- [Set problem] Can you transcribe every entry word for word, skipping the images?

_____

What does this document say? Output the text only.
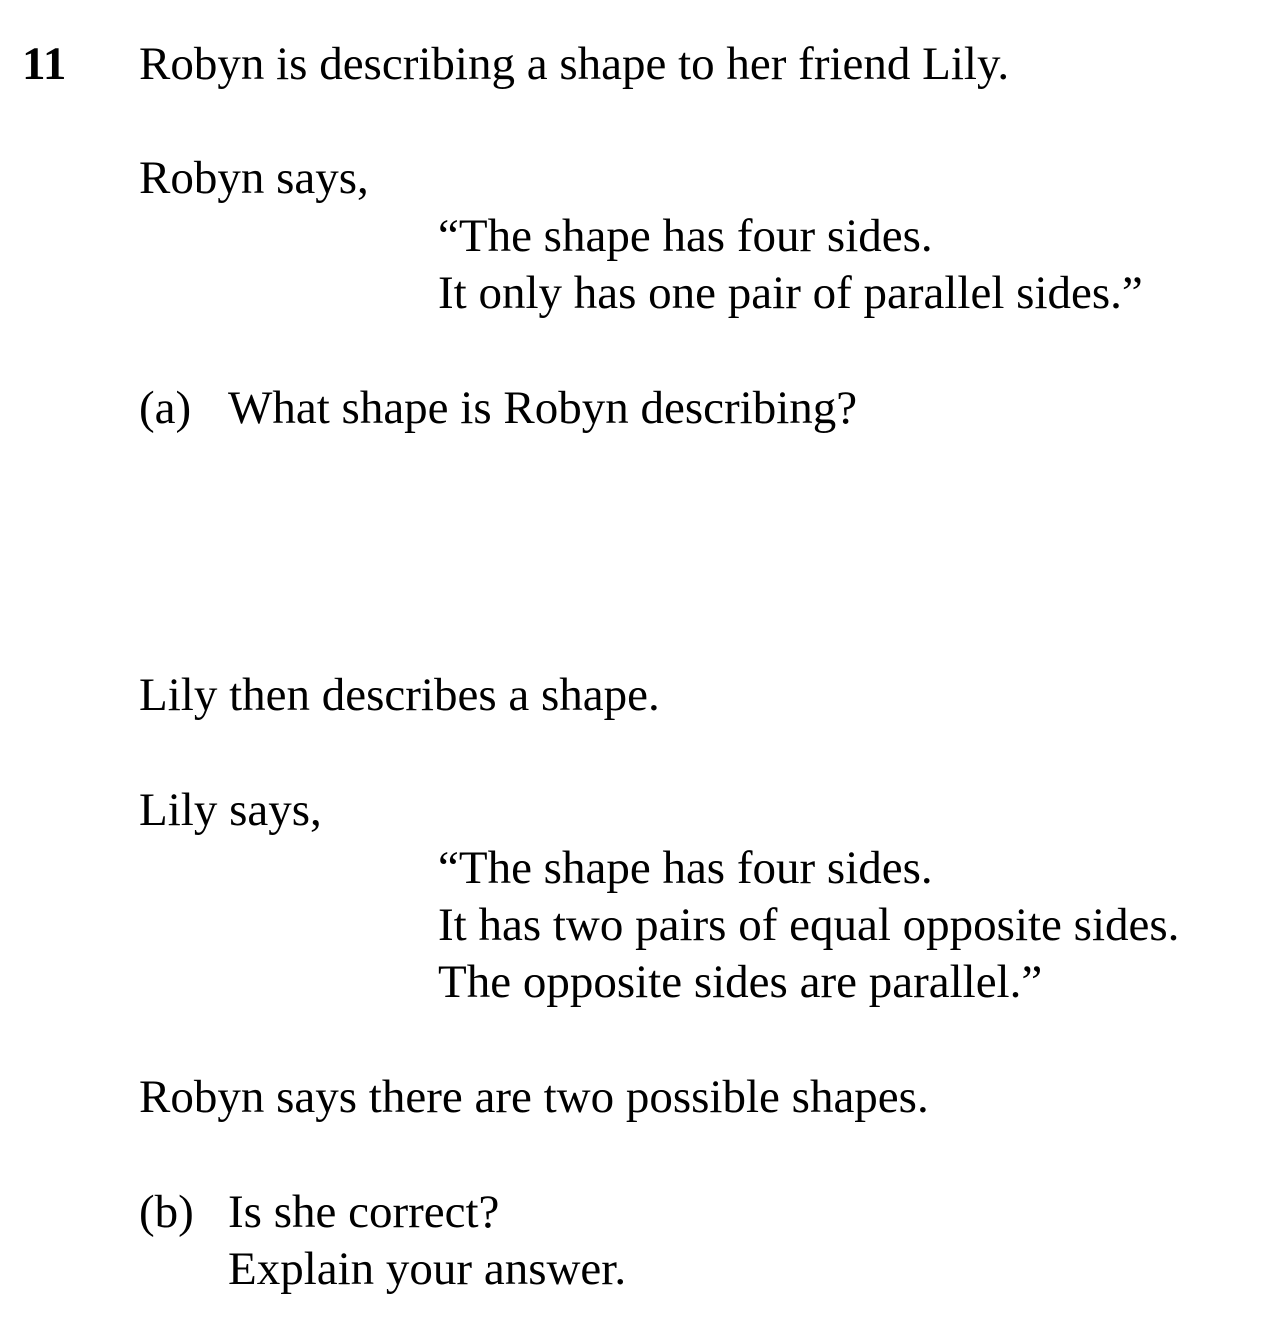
11 Robyn is describing a shape to her friend Lily.
Robyn says,
“The shape has four sides.
It only has one pair of parallel sides.”
(a) What shape is Robyn describing?
Lily then describes a shape.
Lily says,
“The shape has four sides.
It has two pairs of equal opposite sides.
The opposite sides are parallel.”
Robyn says there are two possible shapes.
(b) Is she correct?
Explain your answer.
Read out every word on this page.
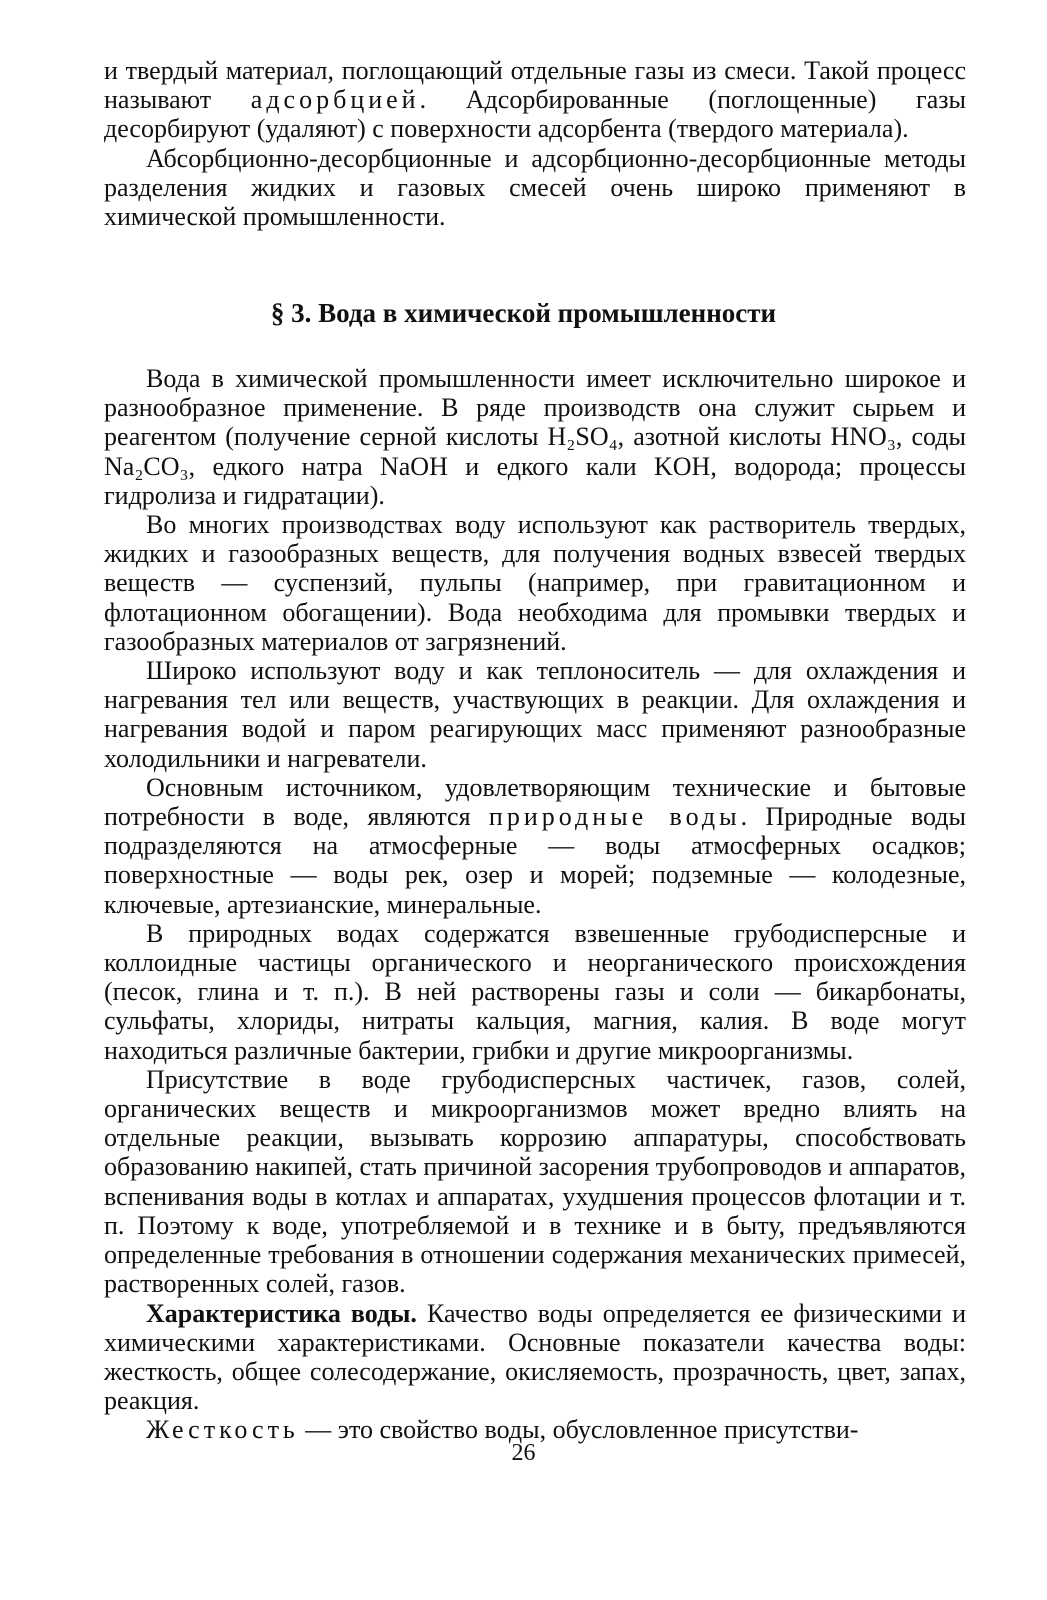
и твердый материал, поглощающий отдельные газы из смеси. Такой процесс называют адсорбцией. Адсорбированные (поглощенные) газы десорбируют (удаляют) с поверхности адсорбента (твердого материала).

Абсорбционно-десорбционные и адсорбционно-десорбционные методы разделения жидких и газовых смесей очень широко применяют в химической промышленности.

§ 3. Вода в химической промышленности

Вода в химической промышленности имеет исключительно широкое и разнообразное применение. В ряде производств она служит сырьем и реагентом (получение серной кислоты H₂SO₄, азотной кислоты HNO₃, соды Na₂CO₃, едкого натра NaOH и едкого кали KOH, водорода; процессы гидролиза и гидратации).

Во многих производствах воду используют как растворитель твердых, жидких и газообразных веществ, для получения водных взвесей твердых веществ — суспензий, пульпы (например, при гравитационном и флотационном обогащении). Вода необходима для промывки твердых и газообразных материалов от загрязнений.

Широко используют воду и как теплоноситель — для охлаждения и нагревания тел или веществ, участвующих в реакции. Для охлаждения и нагревания водой и паром реагирующих масс применяют разнообразные холодильники и нагреватели.

Основным источником, удовлетворяющим технические и бытовые потребности в воде, являются природные воды. Природные воды подразделяются на атмосферные — воды атмосферных осадков; поверхностные — воды рек, озер и морей; подземные — колодезные, ключевые, артезианские, минеральные.

В природных водах содержатся взвешенные грубодисперсные и коллоидные частицы органического и неорганического происхождения (песок, глина и т. п.). В ней растворены газы и соли — бикарбонаты, сульфаты, хлориды, нитраты кальция, магния, калия. В воде могут находиться различные бактерии, грибки и другие микроорганизмы.

Присутствие в воде грубодисперсных частичек, газов, солей, органических веществ и микроорганизмов может вредно влиять на отдельные реакции, вызывать коррозию аппаратуры, способствовать образованию накипей, стать причиной засорения трубопроводов и аппаратов, вспенивания воды в котлах и аппаратах, ухудшения процессов флотации и т. п. Поэтому к воде, употребляемой и в технике и в быту, предъявляются определенные требования в отношении содержания механических примесей, растворенных солей, газов.

Характеристика воды. Качество воды определяется ее физическими и химическими характеристиками. Основные показатели качества воды: жесткость, общее солесодержание, окисляемость, прозрачность, цвет, запах, реакция.

Жесткость — это свойство воды, обусловленное присутстви-

26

_____

- [The solution]
What does this document say? Output the text only.
11 Robyn is describing a shape to her friend Lily.
Robyn says,
“The shape has four sides.
It only has one pair of parallel sides.”
(a) What shape is Robyn describing?
Lily then describes a shape.
Lily says,
“The shape has four sides.
It has two pairs of equal opposite sides.
The opposite sides are parallel.”
Robyn says there are two possible shapes.
(b) Is she correct?
Explain your answer.
Read out every word on this page.
и твердый материал, поглощающий отдельные газы из смеси. Такой процесс называют адсорбцией. Адсорбированные (поглощенные) газы десорбируют (удаляют) с поверхности адсорбента (твердого материала).

Абсорбционно-десорбционные и адсорбционно-десорбционные методы разделения жидких и газовых смесей очень широко применяют в химической промышленности.

§ 3. Вода в химической промышленности

Вода в химической промышленности имеет исключительно широкое и разнообразное применение. В ряде производств она служит сырьем и реагентом (получение серной кислоты H₂SO₄, азотной кислоты HNO₃, соды Na₂CO₃, едкого натра NaOH и едкого кали KOH, водорода; процессы гидролиза и гидратации).

Во многих производствах воду используют как растворитель твердых, жидких и газообразных веществ, для получения водных взвесей твердых веществ — суспензий, пульпы (например, при гравитационном и флотационном обогащении). Вода необходима для промывки твердых и газообразных материалов от загрязнений.

Широко используют воду и как теплоноситель — для охлаждения и нагревания тел или веществ, участвующих в реакции. Для охлаждения и нагревания водой и паром реагирующих масс применяют разнообразные холодильники и нагреватели.

Основным источником, удовлетворяющим технические и бытовые потребности в воде, являются природные воды. Природные воды подразделяются на атмосферные — воды атмосферных осадков; поверхностные — воды рек, озер и морей; подземные — колодезные, ключевые, артезианские, минеральные.

В природных водах содержатся взвешенные грубодисперсные и коллоидные частицы органического и неорганического происхождения (песок, глина и т. п.). В ней растворены газы и соли — бикарбонаты, сульфаты, хлориды, нитраты кальция, магния, калия. В воде могут находиться различные бактерии, грибки и другие микроорганизмы.

Присутствие в воде грубодисперсных частичек, газов, солей, органических веществ и микроорганизмов может вредно влиять на отдельные реакции, вызывать коррозию аппаратуры, способствовать образованию накипей, стать причиной засорения трубопроводов и аппаратов, вспенивания воды в котлах и аппаратах, ухудшения процессов флотации и т. п. Поэтому к воде, употребляемой и в технике и в быту, предъявляются определенные требования в отношении содержания механических примесей, растворенных солей, газов.

Характеристика воды. Качество воды определяется ее физическими и химическими характеристиками. Основные показатели качества воды: жесткость, общее солесодержание, окисляемость, прозрачность, цвет, запах, реакция.

Жесткость — это свойство воды, обусловленное присутстви-

26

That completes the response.